↓
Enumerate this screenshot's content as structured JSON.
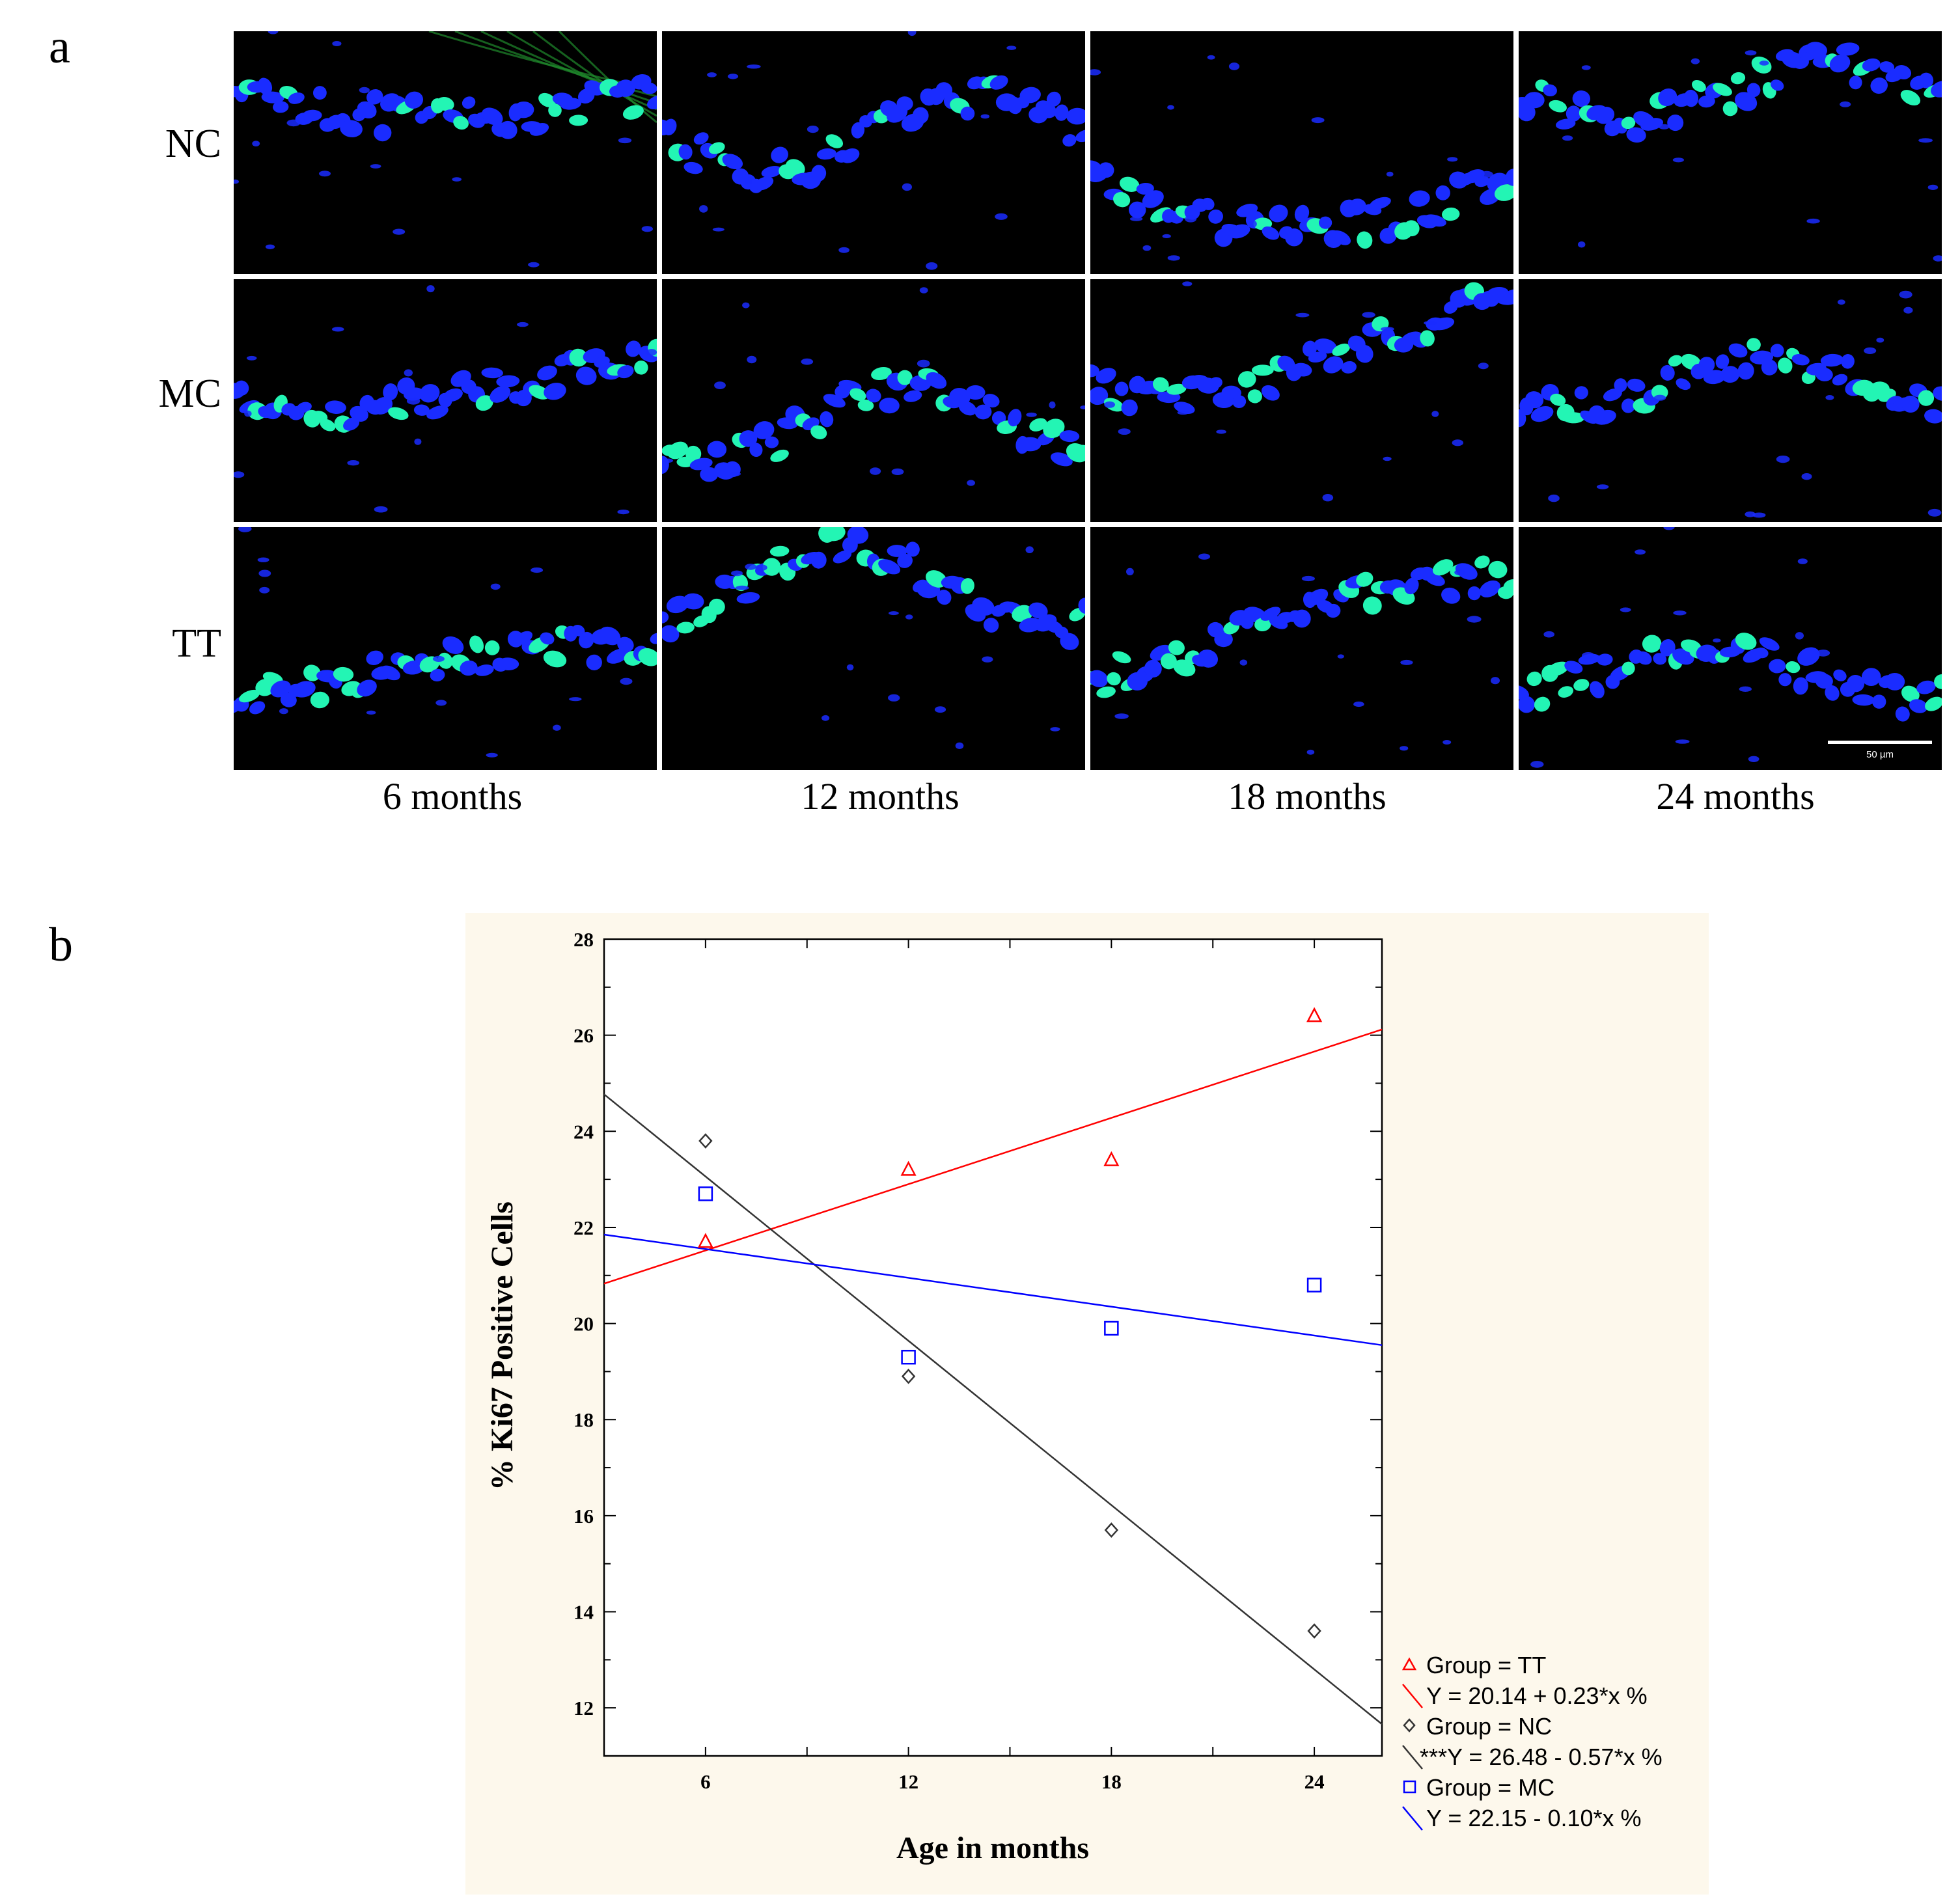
{
  "panels": {
    "a_label": "a",
    "b_label": "b"
  },
  "micrographs": {
    "rows": [
      "NC",
      "MC",
      "TT"
    ],
    "columns": [
      "6 months",
      "12 months",
      "18 months",
      "24 months"
    ],
    "scale_bar_label": "50 µm",
    "colors": {
      "nucleus": "#1a2cff",
      "ki67_positive": "#23f5b4",
      "background": "#000000",
      "fibre": "#1f8a2c"
    }
  },
  "chart_data": {
    "type": "scatter",
    "xlabel": "Age in months",
    "ylabel": "% Ki67 Positive Cells",
    "xlim": [
      3,
      26
    ],
    "ylim": [
      11,
      28
    ],
    "xticks": [
      6,
      12,
      18,
      24
    ],
    "yticks": [
      12,
      14,
      16,
      18,
      20,
      22,
      24,
      26,
      28
    ],
    "grid": false,
    "legend_position": "bottom-right, outside plot",
    "series": [
      {
        "name": "Group = TT",
        "marker": "triangle",
        "color": "#ff0000",
        "x": [
          6,
          12,
          18,
          24
        ],
        "y": [
          21.7,
          23.2,
          23.4,
          26.4
        ],
        "fit_label": "Y = 20.14 + 0.23*x %",
        "fit": {
          "intercept": 20.14,
          "slope": 0.23
        }
      },
      {
        "name": "Group = NC",
        "marker": "diamond",
        "color": "#333333",
        "x": [
          6,
          12,
          18,
          24
        ],
        "y": [
          23.8,
          18.9,
          15.7,
          13.6
        ],
        "fit_label": "***Y = 26.48 - 0.57*x %",
        "fit": {
          "intercept": 26.48,
          "slope": -0.57
        }
      },
      {
        "name": "Group = MC",
        "marker": "square",
        "color": "#0000ff",
        "x": [
          6,
          12,
          18,
          24
        ],
        "y": [
          22.7,
          19.3,
          19.9,
          20.8
        ],
        "fit_label": "Y = 22.15 - 0.10*x %",
        "fit": {
          "intercept": 22.15,
          "slope": -0.1
        }
      }
    ]
  }
}
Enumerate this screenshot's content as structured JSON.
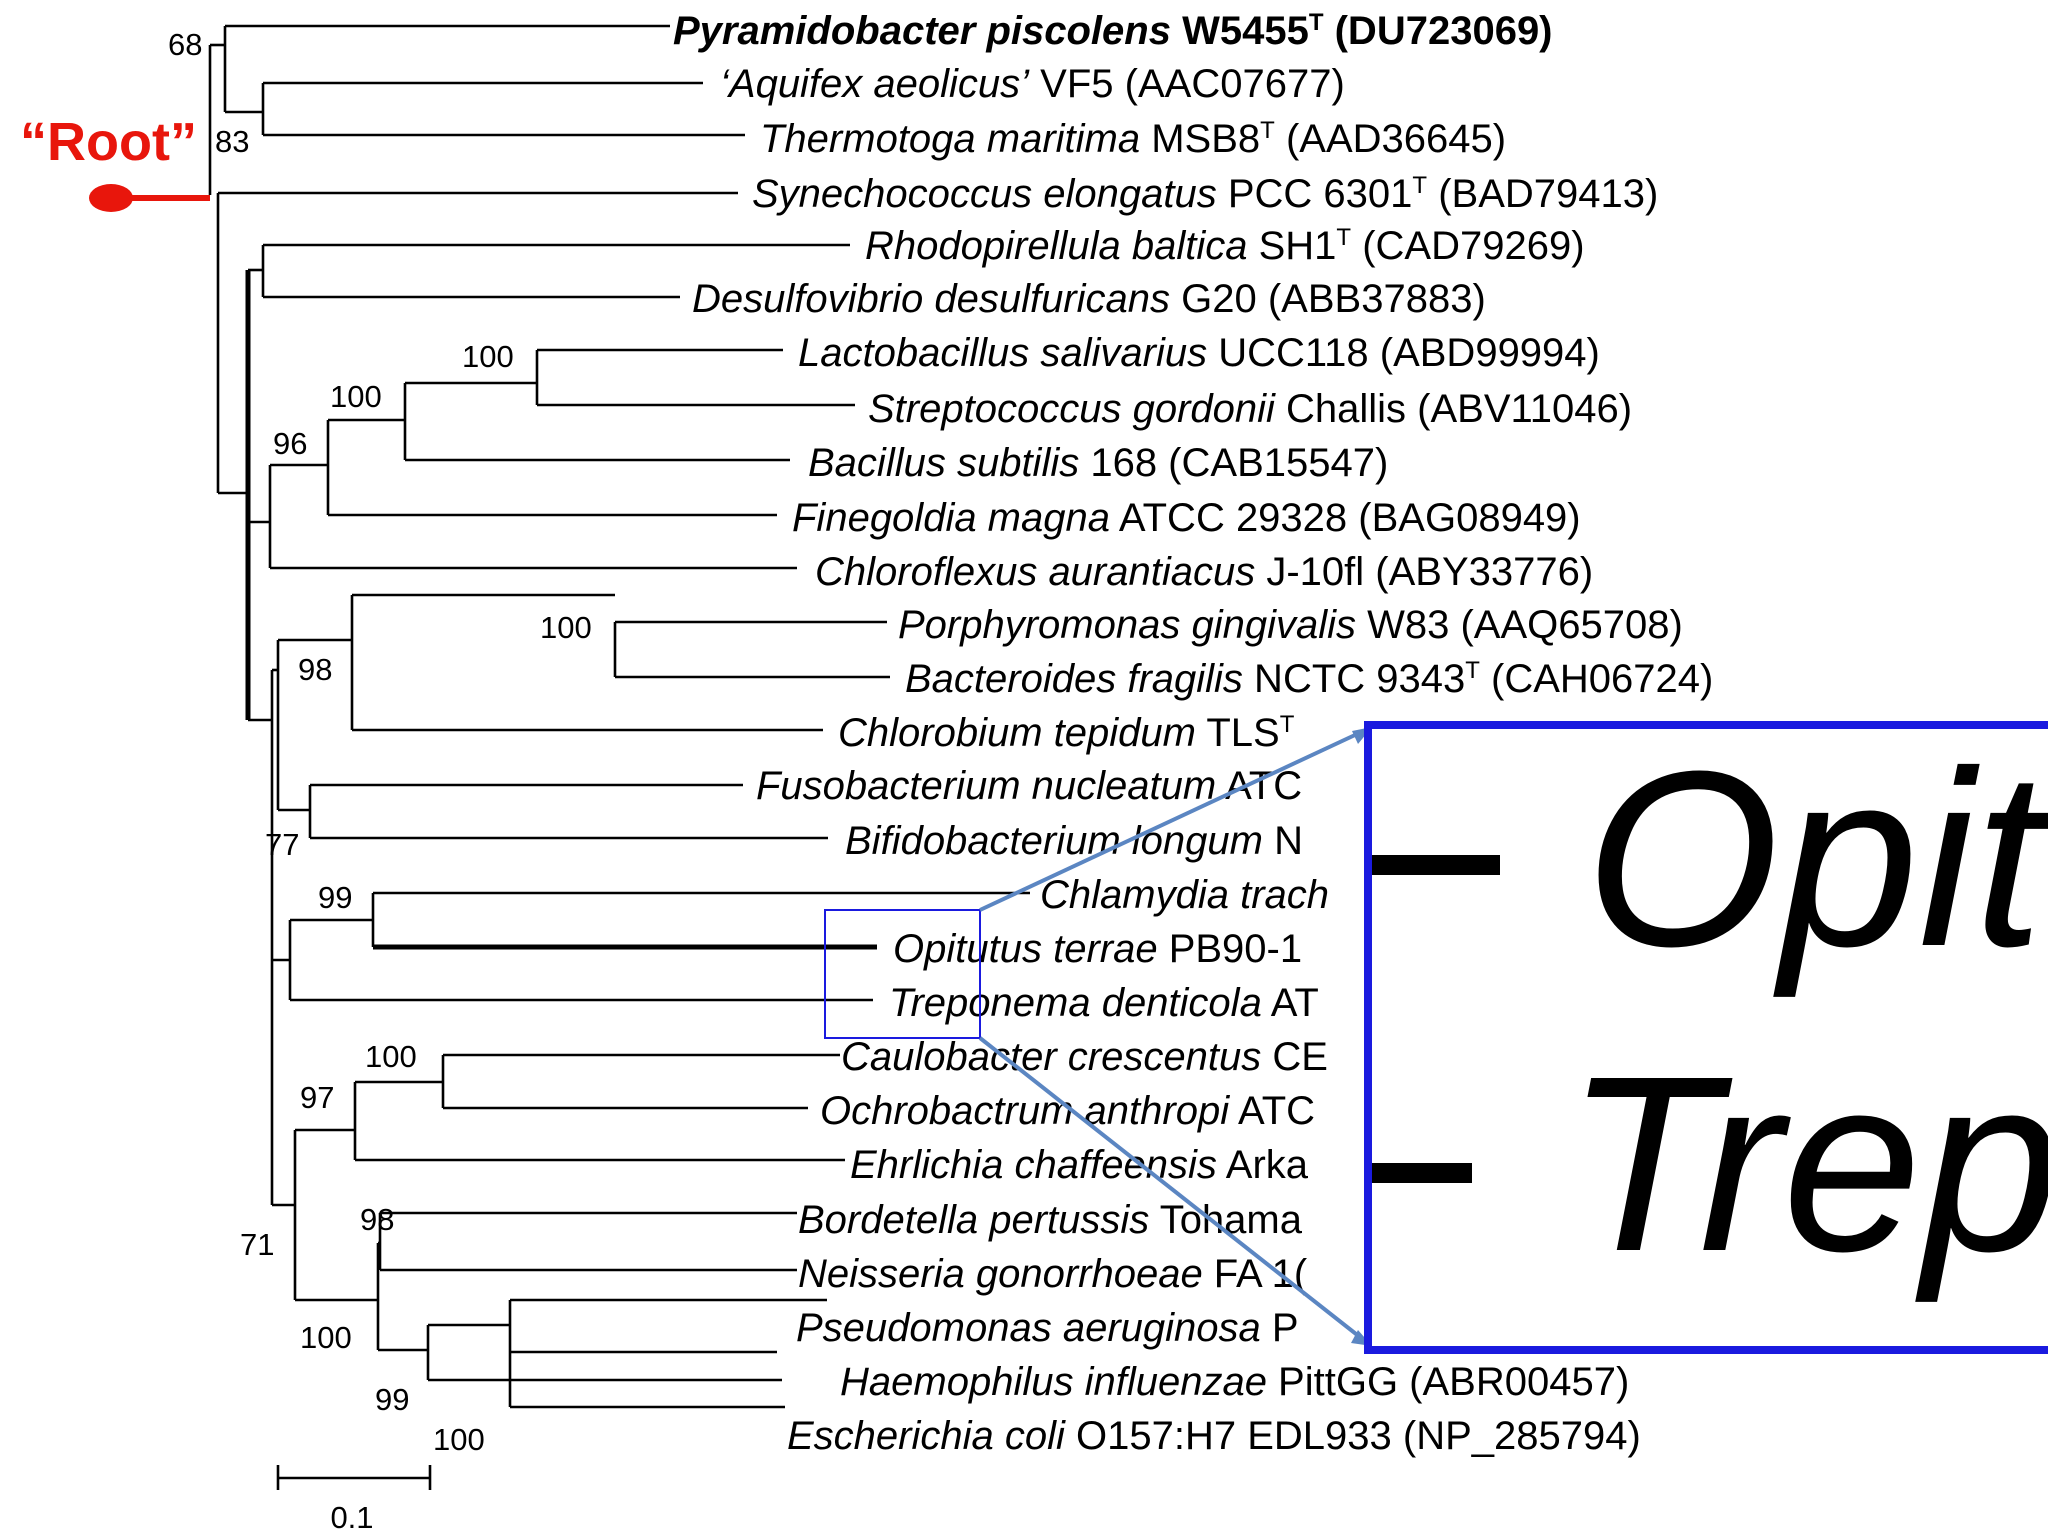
{
  "root_label": "“Root”",
  "colors": {
    "root_marker": "#e8160c",
    "zoom_border": "#1a1adf",
    "zoom_arrow": "#5b86c2",
    "branch": "#000000"
  },
  "taxa": [
    {
      "italic": "Pyramidobacter piscolens",
      "rest": " W5455",
      "sup": "T",
      "tail": " (DU723069)",
      "bold": true
    },
    {
      "italic": "‘Aquifex aeolicus’",
      "rest": "  VF5 (AAC07677)",
      "sup": "",
      "tail": ""
    },
    {
      "italic": "Thermotoga maritima",
      "rest": " MSB8",
      "sup": "T",
      "tail": " (AAD36645)"
    },
    {
      "italic": "Synechococcus elongatus",
      "rest": " PCC 6301",
      "sup": "T",
      "tail": " (BAD79413)"
    },
    {
      "italic": "Rhodopirellula baltica",
      "rest": " SH1",
      "sup": "T",
      "tail": " (CAD79269)"
    },
    {
      "italic": "Desulfovibrio desulfuricans",
      "rest": "  G20 (ABB37883)",
      "sup": "",
      "tail": ""
    },
    {
      "italic": "Lactobacillus salivarius",
      "rest": " UCC118 (ABD99994)",
      "sup": "",
      "tail": ""
    },
    {
      "italic": "Streptococcus gordonii",
      "rest": " Challis (ABV11046)",
      "sup": "",
      "tail": ""
    },
    {
      "italic": "Bacillus subtilis",
      "rest": " 168 (CAB15547)",
      "sup": "",
      "tail": ""
    },
    {
      "italic": "Finegoldia magna",
      "rest": " ATCC 29328 (BAG08949)",
      "sup": "",
      "tail": ""
    },
    {
      "italic": "Chloroflexus aurantiacus",
      "rest": " J-10fl (ABY33776)",
      "sup": "",
      "tail": ""
    },
    {
      "italic": "Porphyromonas gingivalis",
      "rest": " W83 (AAQ65708)",
      "sup": "",
      "tail": ""
    },
    {
      "italic": "Bacteroides fragilis",
      "rest": " NCTC 9343",
      "sup": "T",
      "tail": " (CAH06724)"
    },
    {
      "italic": "Chlorobium tepidum",
      "rest": " TLS",
      "sup": "T",
      "tail": ""
    },
    {
      "italic": "Fusobacterium nucleatum",
      "rest": " ATC",
      "sup": "",
      "tail": ""
    },
    {
      "italic": "Bifidobacterium longum",
      "rest": " N",
      "sup": "",
      "tail": ""
    },
    {
      "italic": "Chlamydia trach",
      "rest": "",
      "sup": "",
      "tail": ""
    },
    {
      "italic": "Opitutus terrae",
      "rest": " PB90-1",
      "sup": "",
      "tail": ""
    },
    {
      "italic": "Treponema denticola",
      "rest": " AT",
      "sup": "",
      "tail": ""
    },
    {
      "italic": "Caulobacter crescentus",
      "rest": " CE",
      "sup": "",
      "tail": ""
    },
    {
      "italic": "Ochrobactrum anthropi",
      "rest": " ATC",
      "sup": "",
      "tail": ""
    },
    {
      "italic": "Ehrlichia chaffeensis",
      "rest": " Arka",
      "sup": "",
      "tail": ""
    },
    {
      "italic": "Bordetella pertussis",
      "rest": " Tohama",
      "sup": "",
      "tail": ""
    },
    {
      "italic": "Neisseria gonorrhoeae",
      "rest": " FA 1(",
      "sup": "",
      "tail": ""
    },
    {
      "italic": "Pseudomonas aeruginosa",
      "rest": " P",
      "sup": "",
      "tail": ""
    },
    {
      "italic": "Haemophilus influenzae",
      "rest": " PittGG (ABR00457)",
      "sup": "",
      "tail": ""
    },
    {
      "italic": "Escherichia coli",
      "rest": " O157:H7 EDL933 (NP_285794)",
      "sup": "",
      "tail": ""
    }
  ],
  "bootstrap": [
    "68",
    "83",
    "100",
    "100",
    "96",
    "100",
    "98",
    "77",
    "99",
    "100",
    "97",
    "98",
    "71",
    "100",
    "99",
    "100"
  ],
  "scale_bar": {
    "label": "0.1"
  },
  "zoom_inset": {
    "line1": "Opit",
    "line2": "Trep"
  }
}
↑
▶ WHAT YOU NEED TO DO:
Copy each line of the entries that includes the word "months".

▶ WORKED SOLUTION:
      "6 months",
      "12 months",
      "18 months",
      "24 months"
    "xlabel": "Age in months",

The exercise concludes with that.